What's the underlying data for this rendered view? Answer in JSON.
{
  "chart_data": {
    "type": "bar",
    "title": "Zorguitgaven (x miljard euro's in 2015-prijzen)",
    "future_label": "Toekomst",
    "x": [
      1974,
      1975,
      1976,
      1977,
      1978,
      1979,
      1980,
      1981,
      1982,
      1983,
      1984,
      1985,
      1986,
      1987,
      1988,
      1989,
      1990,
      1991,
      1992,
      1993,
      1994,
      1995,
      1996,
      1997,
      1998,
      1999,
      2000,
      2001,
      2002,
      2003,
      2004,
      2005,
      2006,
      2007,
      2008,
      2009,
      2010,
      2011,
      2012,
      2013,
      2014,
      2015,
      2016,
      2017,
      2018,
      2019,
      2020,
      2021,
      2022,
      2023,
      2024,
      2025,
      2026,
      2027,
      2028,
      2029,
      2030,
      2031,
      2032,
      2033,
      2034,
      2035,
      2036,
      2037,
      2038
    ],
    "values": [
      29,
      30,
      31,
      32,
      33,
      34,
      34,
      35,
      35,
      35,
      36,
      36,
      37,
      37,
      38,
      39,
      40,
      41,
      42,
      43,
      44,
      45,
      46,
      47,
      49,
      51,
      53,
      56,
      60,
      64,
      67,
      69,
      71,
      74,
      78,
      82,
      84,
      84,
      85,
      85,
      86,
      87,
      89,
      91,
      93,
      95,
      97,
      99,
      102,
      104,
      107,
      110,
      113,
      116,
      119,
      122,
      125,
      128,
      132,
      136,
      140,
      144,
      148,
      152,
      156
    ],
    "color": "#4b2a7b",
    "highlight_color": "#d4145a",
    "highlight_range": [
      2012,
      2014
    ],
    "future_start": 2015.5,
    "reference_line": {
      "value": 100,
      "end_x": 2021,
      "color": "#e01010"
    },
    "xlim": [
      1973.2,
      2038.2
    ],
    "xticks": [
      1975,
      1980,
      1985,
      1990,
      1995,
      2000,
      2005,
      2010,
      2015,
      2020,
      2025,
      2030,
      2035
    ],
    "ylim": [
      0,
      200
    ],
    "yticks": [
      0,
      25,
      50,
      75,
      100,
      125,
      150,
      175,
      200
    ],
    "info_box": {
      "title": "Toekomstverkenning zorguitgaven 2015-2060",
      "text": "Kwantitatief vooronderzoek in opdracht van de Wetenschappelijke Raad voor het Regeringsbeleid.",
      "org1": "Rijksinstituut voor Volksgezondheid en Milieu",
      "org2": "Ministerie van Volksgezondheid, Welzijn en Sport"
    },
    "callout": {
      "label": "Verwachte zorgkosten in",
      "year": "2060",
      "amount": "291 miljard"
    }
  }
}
* * *
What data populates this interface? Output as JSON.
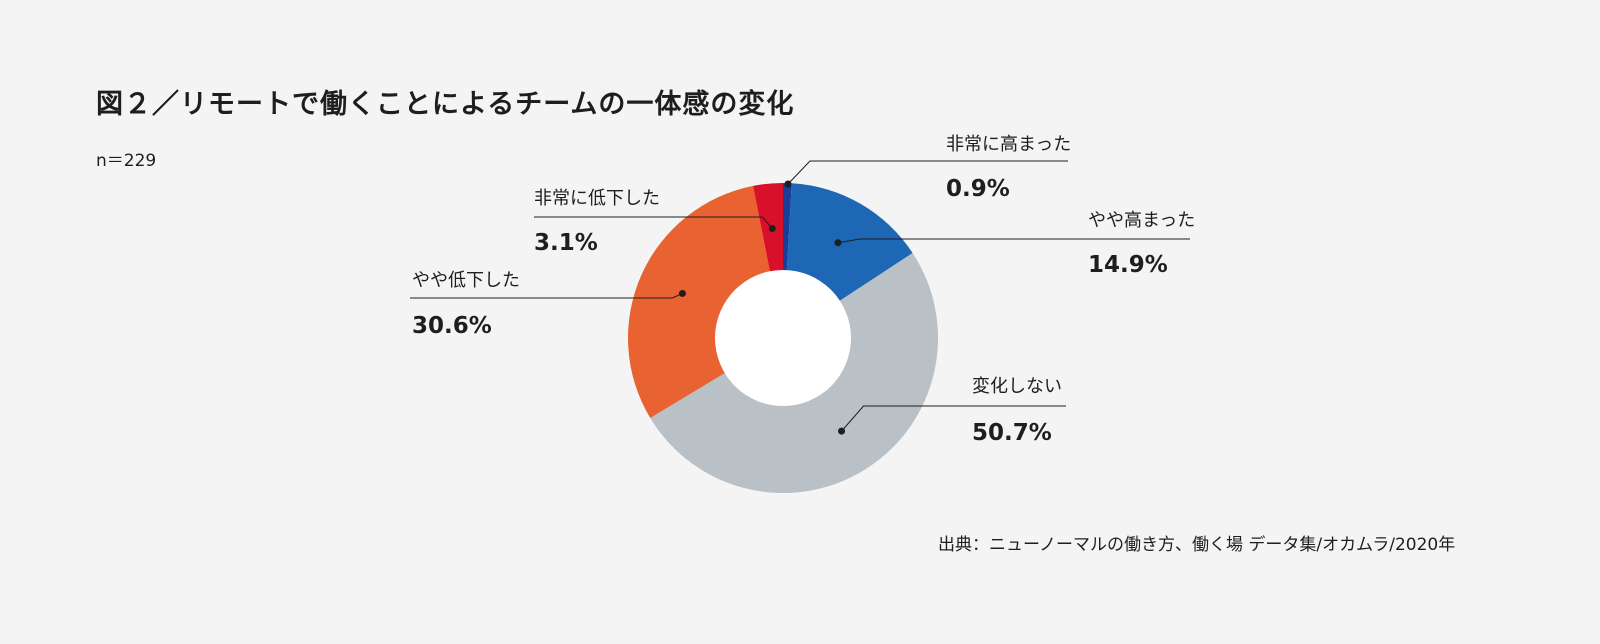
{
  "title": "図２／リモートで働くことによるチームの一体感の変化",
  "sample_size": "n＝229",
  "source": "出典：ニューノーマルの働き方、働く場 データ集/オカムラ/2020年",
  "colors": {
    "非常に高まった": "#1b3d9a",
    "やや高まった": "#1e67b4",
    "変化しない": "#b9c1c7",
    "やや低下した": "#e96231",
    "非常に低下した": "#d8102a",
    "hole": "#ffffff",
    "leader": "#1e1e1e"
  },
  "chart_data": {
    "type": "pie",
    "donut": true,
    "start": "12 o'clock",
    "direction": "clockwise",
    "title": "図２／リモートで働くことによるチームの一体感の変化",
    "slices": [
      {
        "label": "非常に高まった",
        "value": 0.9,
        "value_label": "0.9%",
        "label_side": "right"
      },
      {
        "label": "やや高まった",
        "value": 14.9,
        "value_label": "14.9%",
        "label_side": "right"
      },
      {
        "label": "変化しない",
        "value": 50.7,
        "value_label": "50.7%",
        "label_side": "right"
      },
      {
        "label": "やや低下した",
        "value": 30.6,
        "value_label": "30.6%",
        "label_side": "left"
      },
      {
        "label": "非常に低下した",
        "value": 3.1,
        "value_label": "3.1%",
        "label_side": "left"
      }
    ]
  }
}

- Exercise instructions -
All lines that include "voor" are to be gathered and copied.

- Solution below -
      "text": "Kwantitatief vooronderzoek in opdracht van de Wetenschappelijke Raad voor het Regeringsbeleid.",
      "org1": "Rijksinstituut voor Volksgezondheid en Milieu",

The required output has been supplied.